§ **What you need to do**
1) Answer these questions about the seismic emission tomography article:
(a) Which company acquired and processed the data for both studies?
(b) How many channels did the initial network in the British Columbia study have in total?
(c) How many stations were left for the third test?
2) Rewrite the part of the seismic emission tomography article that begins at the words "Field study 1" and stops after "that degraded resolution.", changing "study period" to "monitoring period".

§ **Quoted passage**
##############################

SEISMIC EMISSION TOMOGRAPHY-2: Seismic used to map permeability fields

Dec. 18, 2006
This is the second of two parts on the use of seismic emission tomography (SET) to directly map reservoir permeability fields.

This is the second of two parts on the use of seismic emission tomography (SET) to directly map reservoir permeability fields. The first part appeared last week (OGJ, Dec. 11, 2006, p. 37).

Burlington Resources Inc., now part of ConocoPhillips, in conjunction with STRM LLC, has conducted a series of field studies to test the validity of the fluid pressure (Pf) wave geomechanical model using SET for direct mapping of the reservoir scale permeability field.

Two studies were done: a tight gas sand discovery well in northern British Columbia and a frac in the Barnett shale in North Texas. Data for both studies were acquired and processed by MicroSeismic Inc., Houston, with further processing of the raw SET data and analysis by STRM. The following criteria were used to determine the success of the technology.

  1. Acoustic energy (AE) emission trends should parallel known tectonic trends of folds, faults, and jointing.
  2. A change in fluid pressure at the well should produce AE patterns consistent with known tectonic trends, e.g., jointing, faulting, etc.
  3. The AE patterns produced by the ΔPf should statistically parallel directions of maximum shear stress for Mohr Coulomb failure criteria consistent with the ambient Shmax.
  4. The AE emissions must be demonstrably related to crack failure.
  5. It should be possible to acquire data in a production environment.

Field study 1

The British Columbia study was conducted on a tight gas sand discovery well in the Canadian Rockies Foothills belt.

An initial network of nine 6-channel Kinemetric K2 portable seismic stations was established to monitor a cube with an 8x8 km map area and a 4-km depth. Each station consisted of one 3C and three 1C Sercel geophones for a total of 54 channels for the entire network.

Three stratigraphic intervals were monitored during the study period, which extended over a month. The lowest two intervals were flow tests, and the third was a frac.

Various adverse field conditions caused the successive loss of stations from nine for the first test to seven for the second and five for the third. Although all tests showed the predicted AE patterns, the two latter tests monitored by less than 54 channels resulted in significant aliasing and antenna effects that degraded resolution.

Fig. 3 (see Part 1, OGJ, Dec. 11, 2006, p. 37) shows the results of the first flow test. In the preflow state (unperturbed stress field) a set of NW-trending bands of high AE is most prominent. These trends parallel the major tectonic trends defined by folding and faulting. The band that passes through the well is coincident with the faulted anticline into which the well has been drilled.

##############################

§ **Provided material**
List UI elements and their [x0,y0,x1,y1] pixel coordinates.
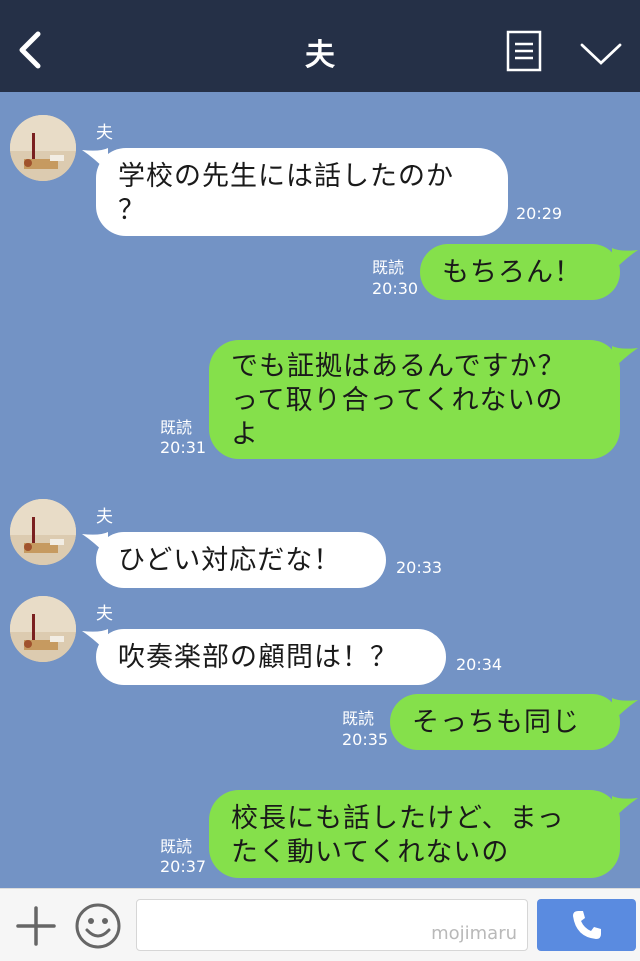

##############################

§ **In response**
1)
(a) MicroSeismic Inc., Houston.
(b) 54 channels.
(c) Five.

2)
Field study 1

The British Columbia study was conducted on a tight gas sand discovery well in the Canadian Rockies Foothills belt.

An initial network of nine 6-channel Kinemetric K2 portable seismic stations was established to monitor a cube with an 8x8 km map area and a 4-km depth. Each station consisted of one 3C and three 1C Sercel geophones for a total of 54 channels for the entire network.

Three stratigraphic intervals were monitored during the monitoring period, which extended over a month. The lowest two intervals were flow tests, and the third was a frac.

Various adverse field conditions caused the successive loss of stations from nine for the first test to seven for the second and five for the third. Although all tests showed the predicted AE patterns, the two latter tests monitored by less than 54 channels resulted in significant aliasing and antenna effects that degraded resolution.